## Exercise directions
Reproduce every one of the following entries line for line, without any changes.

Layout annotation data
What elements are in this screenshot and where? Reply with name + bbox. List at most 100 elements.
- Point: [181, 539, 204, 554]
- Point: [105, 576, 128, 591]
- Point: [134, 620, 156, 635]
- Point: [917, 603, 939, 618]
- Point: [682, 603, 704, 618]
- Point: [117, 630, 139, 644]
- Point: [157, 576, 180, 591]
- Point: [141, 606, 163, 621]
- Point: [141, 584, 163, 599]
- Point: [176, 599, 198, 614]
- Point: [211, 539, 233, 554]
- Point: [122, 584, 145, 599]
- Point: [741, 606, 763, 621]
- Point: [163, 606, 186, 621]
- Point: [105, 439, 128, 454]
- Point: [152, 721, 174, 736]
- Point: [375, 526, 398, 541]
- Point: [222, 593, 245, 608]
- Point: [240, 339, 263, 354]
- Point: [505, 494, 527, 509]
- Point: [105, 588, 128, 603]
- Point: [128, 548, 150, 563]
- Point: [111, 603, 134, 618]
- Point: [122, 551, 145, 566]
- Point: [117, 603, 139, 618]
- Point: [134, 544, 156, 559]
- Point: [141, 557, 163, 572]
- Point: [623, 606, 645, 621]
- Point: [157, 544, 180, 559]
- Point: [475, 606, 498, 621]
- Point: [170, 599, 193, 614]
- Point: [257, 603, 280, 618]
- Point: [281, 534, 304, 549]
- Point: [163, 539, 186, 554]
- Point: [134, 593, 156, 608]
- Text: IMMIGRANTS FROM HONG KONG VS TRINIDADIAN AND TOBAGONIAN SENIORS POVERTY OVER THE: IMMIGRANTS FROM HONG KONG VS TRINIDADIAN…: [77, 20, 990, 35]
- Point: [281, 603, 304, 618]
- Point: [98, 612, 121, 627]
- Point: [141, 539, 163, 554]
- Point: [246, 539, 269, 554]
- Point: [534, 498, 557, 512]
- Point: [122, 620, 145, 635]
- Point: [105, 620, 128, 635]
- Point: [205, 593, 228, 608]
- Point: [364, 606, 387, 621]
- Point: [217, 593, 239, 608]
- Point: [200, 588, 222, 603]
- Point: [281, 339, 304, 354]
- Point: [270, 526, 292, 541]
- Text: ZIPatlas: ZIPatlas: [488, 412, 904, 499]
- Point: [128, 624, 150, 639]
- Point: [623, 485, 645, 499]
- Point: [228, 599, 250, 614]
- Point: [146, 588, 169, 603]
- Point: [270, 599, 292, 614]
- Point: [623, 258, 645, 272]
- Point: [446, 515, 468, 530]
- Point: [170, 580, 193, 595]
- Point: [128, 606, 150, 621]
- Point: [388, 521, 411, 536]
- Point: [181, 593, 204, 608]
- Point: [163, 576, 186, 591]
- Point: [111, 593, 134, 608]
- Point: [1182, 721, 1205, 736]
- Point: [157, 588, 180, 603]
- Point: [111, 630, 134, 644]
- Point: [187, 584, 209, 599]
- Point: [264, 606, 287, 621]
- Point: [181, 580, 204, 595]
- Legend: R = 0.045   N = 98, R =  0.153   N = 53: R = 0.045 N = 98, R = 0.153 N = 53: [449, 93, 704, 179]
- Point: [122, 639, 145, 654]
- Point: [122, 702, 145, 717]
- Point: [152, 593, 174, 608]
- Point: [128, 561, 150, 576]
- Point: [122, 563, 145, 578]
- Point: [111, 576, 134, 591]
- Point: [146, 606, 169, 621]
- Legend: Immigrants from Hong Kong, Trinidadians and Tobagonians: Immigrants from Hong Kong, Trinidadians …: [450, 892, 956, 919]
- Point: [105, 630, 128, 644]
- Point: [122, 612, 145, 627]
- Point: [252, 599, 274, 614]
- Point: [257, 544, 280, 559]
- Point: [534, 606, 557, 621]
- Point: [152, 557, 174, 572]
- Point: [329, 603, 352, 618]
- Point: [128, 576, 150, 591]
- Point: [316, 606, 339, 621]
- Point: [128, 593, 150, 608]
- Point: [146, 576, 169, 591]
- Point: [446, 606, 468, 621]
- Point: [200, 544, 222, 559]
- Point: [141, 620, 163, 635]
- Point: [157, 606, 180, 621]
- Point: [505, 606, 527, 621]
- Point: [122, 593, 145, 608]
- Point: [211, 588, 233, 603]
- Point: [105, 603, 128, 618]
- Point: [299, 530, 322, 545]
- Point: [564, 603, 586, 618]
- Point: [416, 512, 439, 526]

## Written response
What elements are in this screenshot and where? Reply with name + bbox. List at most 100 elements.
- Point: [181, 539, 204, 554]
- Point: [105, 576, 128, 591]
- Point: [134, 620, 156, 635]
- Point: [917, 603, 939, 618]
- Point: [682, 603, 704, 618]
- Point: [117, 630, 139, 644]
- Point: [157, 576, 180, 591]
- Point: [141, 606, 163, 621]
- Point: [141, 584, 163, 599]
- Point: [176, 599, 198, 614]
- Point: [211, 539, 233, 554]
- Point: [122, 584, 145, 599]
- Point: [741, 606, 763, 621]
- Point: [163, 606, 186, 621]
- Point: [105, 439, 128, 454]
- Point: [152, 721, 174, 736]
- Point: [375, 526, 398, 541]
- Point: [222, 593, 245, 608]
- Point: [240, 339, 263, 354]
- Point: [505, 494, 527, 509]
- Point: [105, 588, 128, 603]
- Point: [128, 548, 150, 563]
- Point: [111, 603, 134, 618]
- Point: [122, 551, 145, 566]
- Point: [117, 603, 139, 618]
- Point: [134, 544, 156, 559]
- Point: [141, 557, 163, 572]
- Point: [623, 606, 645, 621]
- Point: [157, 544, 180, 559]
- Point: [475, 606, 498, 621]
- Point: [170, 599, 193, 614]
- Point: [257, 603, 280, 618]
- Point: [281, 534, 304, 549]
- Point: [163, 539, 186, 554]
- Point: [134, 593, 156, 608]
- Text: IMMIGRANTS FROM HONG KONG VS TRINIDADIAN AND TOBAGONIAN SENIORS POVERTY OVER THE: IMMIGRANTS FROM HONG KONG VS TRINIDADIAN…: [77, 20, 990, 35]
- Point: [281, 603, 304, 618]
- Point: [98, 612, 121, 627]
- Point: [141, 539, 163, 554]
- Point: [246, 539, 269, 554]
- Point: [534, 498, 557, 512]
- Point: [122, 620, 145, 635]
- Point: [105, 620, 128, 635]
- Point: [205, 593, 228, 608]
- Point: [364, 606, 387, 621]
- Point: [217, 593, 239, 608]
- Point: [200, 588, 222, 603]
- Point: [281, 339, 304, 354]
- Point: [270, 526, 292, 541]
- Text: ZIPatlas: ZIPatlas: [488, 412, 904, 499]
- Point: [128, 624, 150, 639]
- Point: [623, 485, 645, 499]
- Point: [228, 599, 250, 614]
- Point: [146, 588, 169, 603]
- Point: [270, 599, 292, 614]
- Point: [623, 258, 645, 272]
- Point: [446, 515, 468, 530]
- Point: [170, 580, 193, 595]
- Point: [128, 606, 150, 621]
- Point: [388, 521, 411, 536]
- Point: [181, 593, 204, 608]
- Point: [163, 576, 186, 591]
- Point: [111, 593, 134, 608]
- Point: [1182, 721, 1205, 736]
- Point: [157, 588, 180, 603]
- Point: [111, 630, 134, 644]
- Point: [187, 584, 209, 599]
- Point: [264, 606, 287, 621]
- Point: [181, 580, 204, 595]
- Legend: R = 0.045   N = 98, R =  0.153   N = 53: R = 0.045 N = 98, R = 0.153 N = 53: [449, 93, 704, 179]
- Point: [122, 639, 145, 654]
- Point: [122, 702, 145, 717]
- Point: [152, 593, 174, 608]
- Point: [128, 561, 150, 576]
- Point: [122, 563, 145, 578]
- Point: [111, 576, 134, 591]
- Point: [146, 606, 169, 621]
- Legend: Immigrants from Hong Kong, Trinidadians and Tobagonians: Immigrants from Hong Kong, Trinidadians …: [450, 892, 956, 919]
- Point: [105, 630, 128, 644]
- Point: [122, 612, 145, 627]
- Point: [252, 599, 274, 614]
- Point: [257, 544, 280, 559]
- Point: [534, 606, 557, 621]
- Point: [152, 557, 174, 572]
- Point: [329, 603, 352, 618]
- Point: [128, 576, 150, 591]
- Point: [316, 606, 339, 621]
- Point: [128, 593, 150, 608]
- Point: [146, 576, 169, 591]
- Point: [446, 606, 468, 621]
- Point: [200, 544, 222, 559]
- Point: [141, 620, 163, 635]
- Point: [157, 606, 180, 621]
- Point: [505, 606, 527, 621]
- Point: [122, 593, 145, 608]
- Point: [211, 588, 233, 603]
- Point: [105, 603, 128, 618]
- Point: [299, 530, 322, 545]
- Point: [564, 603, 586, 618]
- Point: [416, 512, 439, 526]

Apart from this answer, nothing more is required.